:: Material for this task ::

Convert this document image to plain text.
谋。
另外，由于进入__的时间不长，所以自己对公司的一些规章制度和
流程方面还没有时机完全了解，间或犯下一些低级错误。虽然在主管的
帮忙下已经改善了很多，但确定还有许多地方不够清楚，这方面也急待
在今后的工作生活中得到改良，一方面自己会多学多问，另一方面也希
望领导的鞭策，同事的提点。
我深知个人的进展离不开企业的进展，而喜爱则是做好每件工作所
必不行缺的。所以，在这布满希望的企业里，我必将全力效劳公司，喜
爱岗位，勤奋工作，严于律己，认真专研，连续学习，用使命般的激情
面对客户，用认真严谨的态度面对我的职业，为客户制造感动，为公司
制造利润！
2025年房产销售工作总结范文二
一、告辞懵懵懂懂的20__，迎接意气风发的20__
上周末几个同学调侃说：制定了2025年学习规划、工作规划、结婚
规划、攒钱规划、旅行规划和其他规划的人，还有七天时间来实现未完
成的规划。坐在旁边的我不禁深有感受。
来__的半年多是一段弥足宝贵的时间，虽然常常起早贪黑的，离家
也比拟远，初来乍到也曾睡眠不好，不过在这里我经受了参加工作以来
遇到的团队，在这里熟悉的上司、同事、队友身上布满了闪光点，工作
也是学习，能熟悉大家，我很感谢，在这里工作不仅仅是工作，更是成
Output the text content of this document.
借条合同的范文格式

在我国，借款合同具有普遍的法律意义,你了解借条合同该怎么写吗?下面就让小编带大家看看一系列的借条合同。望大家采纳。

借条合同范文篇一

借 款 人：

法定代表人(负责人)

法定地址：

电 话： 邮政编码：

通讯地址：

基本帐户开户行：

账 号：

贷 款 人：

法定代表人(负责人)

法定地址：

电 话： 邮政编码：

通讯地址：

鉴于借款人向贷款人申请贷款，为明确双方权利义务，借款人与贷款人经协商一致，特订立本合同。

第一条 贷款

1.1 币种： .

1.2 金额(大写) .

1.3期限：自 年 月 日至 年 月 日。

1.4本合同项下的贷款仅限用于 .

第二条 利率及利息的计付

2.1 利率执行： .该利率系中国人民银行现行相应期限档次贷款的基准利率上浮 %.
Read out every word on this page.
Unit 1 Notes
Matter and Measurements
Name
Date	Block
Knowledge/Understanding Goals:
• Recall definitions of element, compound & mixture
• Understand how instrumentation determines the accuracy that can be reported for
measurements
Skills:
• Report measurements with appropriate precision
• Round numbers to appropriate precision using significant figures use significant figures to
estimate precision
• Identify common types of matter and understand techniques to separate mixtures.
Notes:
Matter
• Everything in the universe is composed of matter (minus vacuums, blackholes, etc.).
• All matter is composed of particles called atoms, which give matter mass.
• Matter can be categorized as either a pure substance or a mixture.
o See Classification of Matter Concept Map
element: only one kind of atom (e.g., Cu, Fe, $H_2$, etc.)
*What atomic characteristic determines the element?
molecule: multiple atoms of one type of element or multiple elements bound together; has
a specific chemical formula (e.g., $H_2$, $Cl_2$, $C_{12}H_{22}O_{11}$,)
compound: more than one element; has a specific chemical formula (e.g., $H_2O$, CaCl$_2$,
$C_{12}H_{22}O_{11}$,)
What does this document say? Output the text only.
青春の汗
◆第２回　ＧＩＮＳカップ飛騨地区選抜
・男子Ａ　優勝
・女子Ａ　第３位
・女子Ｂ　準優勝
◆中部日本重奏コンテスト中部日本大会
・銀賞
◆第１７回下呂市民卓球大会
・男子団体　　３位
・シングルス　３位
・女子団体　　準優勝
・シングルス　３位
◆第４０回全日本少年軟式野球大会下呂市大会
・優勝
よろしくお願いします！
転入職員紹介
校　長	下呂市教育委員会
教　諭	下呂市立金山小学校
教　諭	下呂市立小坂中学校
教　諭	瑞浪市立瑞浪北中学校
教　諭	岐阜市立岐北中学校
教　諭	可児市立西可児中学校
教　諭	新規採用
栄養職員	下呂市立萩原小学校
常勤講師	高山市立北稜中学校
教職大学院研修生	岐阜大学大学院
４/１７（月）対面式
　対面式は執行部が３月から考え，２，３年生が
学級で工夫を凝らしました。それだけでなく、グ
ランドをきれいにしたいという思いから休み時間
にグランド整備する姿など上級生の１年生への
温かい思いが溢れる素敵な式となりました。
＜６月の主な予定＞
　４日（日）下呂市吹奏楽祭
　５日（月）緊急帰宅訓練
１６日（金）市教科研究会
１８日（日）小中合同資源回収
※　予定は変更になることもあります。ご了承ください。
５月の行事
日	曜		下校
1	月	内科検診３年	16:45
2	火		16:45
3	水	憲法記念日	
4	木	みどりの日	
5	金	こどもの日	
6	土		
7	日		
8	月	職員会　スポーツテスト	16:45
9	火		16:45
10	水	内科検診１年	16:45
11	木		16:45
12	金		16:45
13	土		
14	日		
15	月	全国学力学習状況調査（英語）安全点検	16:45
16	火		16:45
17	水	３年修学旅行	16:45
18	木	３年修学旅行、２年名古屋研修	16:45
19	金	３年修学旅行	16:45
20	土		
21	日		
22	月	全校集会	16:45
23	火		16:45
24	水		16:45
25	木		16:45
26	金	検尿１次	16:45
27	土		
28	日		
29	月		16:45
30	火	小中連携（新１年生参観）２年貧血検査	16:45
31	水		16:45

:::

**Challenge:**
Transcribe the records above exactly as they appear.

**Exercise solution:**
Convert this document image to plain text.
谋。
另外，由于进入__的时间不长，所以自己对公司的一些规章制度和
流程方面还没有时机完全了解，间或犯下一些低级错误。虽然在主管的
帮忙下已经改善了很多，但确定还有许多地方不够清楚，这方面也急待
在今后的工作生活中得到改良，一方面自己会多学多问，另一方面也希
望领导的鞭策，同事的提点。
我深知个人的进展离不开企业的进展，而喜爱则是做好每件工作所
必不行缺的。所以，在这布满希望的企业里，我必将全力效劳公司，喜
爱岗位，勤奋工作，严于律己，认真专研，连续学习，用使命般的激情
面对客户，用认真严谨的态度面对我的职业，为客户制造感动，为公司
制造利润！
2025年房产销售工作总结范文二
一、告辞懵懵懂懂的20__，迎接意气风发的20__
上周末几个同学调侃说：制定了2025年学习规划、工作规划、结婚
规划、攒钱规划、旅行规划和其他规划的人，还有七天时间来实现未完
成的规划。坐在旁边的我不禁深有感受。
来__的半年多是一段弥足宝贵的时间，虽然常常起早贪黑的，离家
也比拟远，初来乍到也曾睡眠不好，不过在这里我经受了参加工作以来
遇到的团队，在这里熟悉的上司、同事、队友身上布满了闪光点，工作
也是学习，能熟悉大家，我很感谢，在这里工作不仅仅是工作，更是成
Output the text content of this document.
借条合同的范文格式

在我国，借款合同具有普遍的法律意义,你了解借条合同该怎么写吗?下面就让小编带大家看看一系列的借条合同。望大家采纳。

借条合同范文篇一

借 款 人：

法定代表人(负责人)

法定地址：

电 话： 邮政编码：

通讯地址：

基本帐户开户行：

账 号：

贷 款 人：

法定代表人(负责人)

法定地址：

电 话： 邮政编码：

通讯地址：

鉴于借款人向贷款人申请贷款，为明确双方权利义务，借款人与贷款人经协商一致，特订立本合同。

第一条 贷款

1.1 币种： .

1.2 金额(大写) .

1.3期限：自 年 月 日至 年 月 日。

1.4本合同项下的贷款仅限用于 .

第二条 利率及利息的计付

2.1 利率执行： .该利率系中国人民银行现行相应期限档次贷款的基准利率上浮 %.
Read out every word on this page.
Unit 1 Notes
Matter and Measurements
Name
Date	Block
Knowledge/Understanding Goals:
• Recall definitions of element, compound & mixture
• Understand how instrumentation determines the accuracy that can be reported for
measurements
Skills:
• Report measurements with appropriate precision
• Round numbers to appropriate precision using significant figures use significant figures to
estimate precision
• Identify common types of matter and understand techniques to separate mixtures.
Notes:
Matter
• Everything in the universe is composed of matter (minus vacuums, blackholes, etc.).
• All matter is composed of particles called atoms, which give matter mass.
• Matter can be categorized as either a pure substance or a mixture.
o See Classification of Matter Concept Map
element: only one kind of atom (e.g., Cu, Fe, $H_2$, etc.)
*What atomic characteristic determines the element?
molecule: multiple atoms of one type of element or multiple elements bound together; has
a specific chemical formula (e.g., $H_2$, $Cl_2$, $C_{12}H_{22}O_{11}$,)
compound: more than one element; has a specific chemical formula (e.g., $H_2O$, CaCl$_2$,
$C_{12}H_{22}O_{11}$,)
What does this document say? Output the text only.
青春の汗
◆第２回　ＧＩＮＳカップ飛騨地区選抜
・男子Ａ　優勝
・女子Ａ　第３位
・女子Ｂ　準優勝
◆中部日本重奏コンテスト中部日本大会
・銀賞
◆第１７回下呂市民卓球大会
・男子団体　　３位
・シングルス　３位
・女子団体　　準優勝
・シングルス　３位
◆第４０回全日本少年軟式野球大会下呂市大会
・優勝
よろしくお願いします！
転入職員紹介
校　長	下呂市教育委員会
教　諭	下呂市立金山小学校
教　諭	下呂市立小坂中学校
教　諭	瑞浪市立瑞浪北中学校
教　諭	岐阜市立岐北中学校
教　諭	可児市立西可児中学校
教　諭	新規採用
栄養職員	下呂市立萩原小学校
常勤講師	高山市立北稜中学校
教職大学院研修生	岐阜大学大学院
４/１７（月）対面式
　対面式は執行部が３月から考え，２，３年生が
学級で工夫を凝らしました。それだけでなく、グ
ランドをきれいにしたいという思いから休み時間
にグランド整備する姿など上級生の１年生への
温かい思いが溢れる素敵な式となりました。
＜６月の主な予定＞
　４日（日）下呂市吹奏楽祭
　５日（月）緊急帰宅訓練
１６日（金）市教科研究会
１８日（日）小中合同資源回収
※　予定は変更になることもあります。ご了承ください。
５月の行事
日	曜		下校
1	月	内科検診３年	16:45
2	火		16:45
3	水	憲法記念日	
4	木	みどりの日	
5	金	こどもの日	
6	土		
7	日		
8	月	職員会　スポーツテスト	16:45
9	火		16:45
10	水	内科検診１年	16:45
11	木		16:45
12	金		16:45
13	土		
14	日		
15	月	全国学力学習状況調査（英語）安全点検	16:45
16	火		16:45
17	水	３年修学旅行	16:45
18	木	３年修学旅行、２年名古屋研修	16:45
19	金	３年修学旅行	16:45
20	土		
21	日		
22	月	全校集会	16:45
23	火		16:45
24	水		16:45
25	木		16:45
26	金	検尿１次	16:45
27	土		
28	日		
29	月		16:45
30	火	小中連携（新１年生参観）２年貧血検査	16:45
31	水		16:45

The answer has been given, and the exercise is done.